[Records that describe figures]
------------------------------------------------------------
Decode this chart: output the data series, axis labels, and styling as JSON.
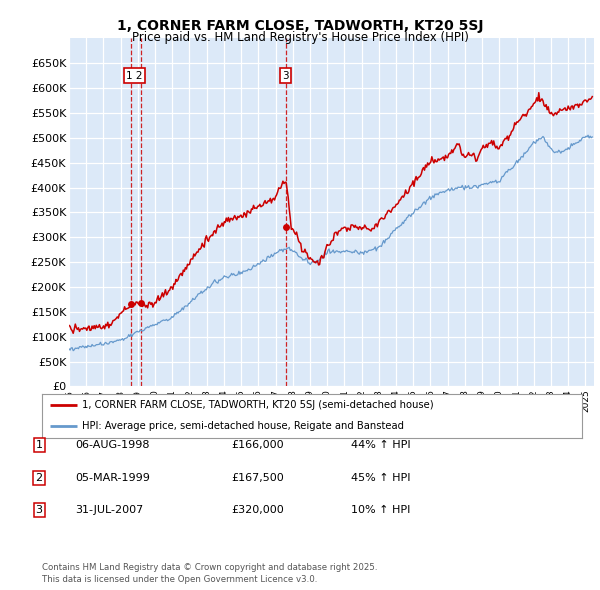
{
  "title": "1, CORNER FARM CLOSE, TADWORTH, KT20 5SJ",
  "subtitle": "Price paid vs. HM Land Registry's House Price Index (HPI)",
  "bg_color": "#dce9f8",
  "red_color": "#cc0000",
  "blue_color": "#6699cc",
  "grid_color": "#ffffff",
  "legend_entries": [
    "1, CORNER FARM CLOSE, TADWORTH, KT20 5SJ (semi-detached house)",
    "HPI: Average price, semi-detached house, Reigate and Banstead"
  ],
  "table_rows": [
    [
      "1",
      "06-AUG-1998",
      "£166,000",
      "44% ↑ HPI"
    ],
    [
      "2",
      "05-MAR-1999",
      "£167,500",
      "45% ↑ HPI"
    ],
    [
      "3",
      "31-JUL-2007",
      "£320,000",
      "10% ↑ HPI"
    ]
  ],
  "footnote": "Contains HM Land Registry data © Crown copyright and database right 2025.\nThis data is licensed under the Open Government Licence v3.0.",
  "ylim": [
    0,
    700000
  ],
  "ytick_vals": [
    0,
    50000,
    100000,
    150000,
    200000,
    250000,
    300000,
    350000,
    400000,
    450000,
    500000,
    550000,
    600000,
    650000
  ],
  "xlim_start": 1995.0,
  "xlim_end": 2025.5,
  "sale_dates": [
    1998.59,
    1999.17,
    2007.58
  ],
  "sale_prices": [
    166000,
    167500,
    320000
  ]
}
------------------------------------------------------------
_SET TASK_:
Look through the entries and find each line that has the string "Land". Copy those lines.

_EXERCISE RESPONSE_:
  "subtitle": "Price paid vs. HM Land Registry's House Price Index (HPI)",
  "footnote": "Contains HM Land Registry data © Crown copyright and database right 2025.\nThis data is licensed under the Open Government Licence v3.0.",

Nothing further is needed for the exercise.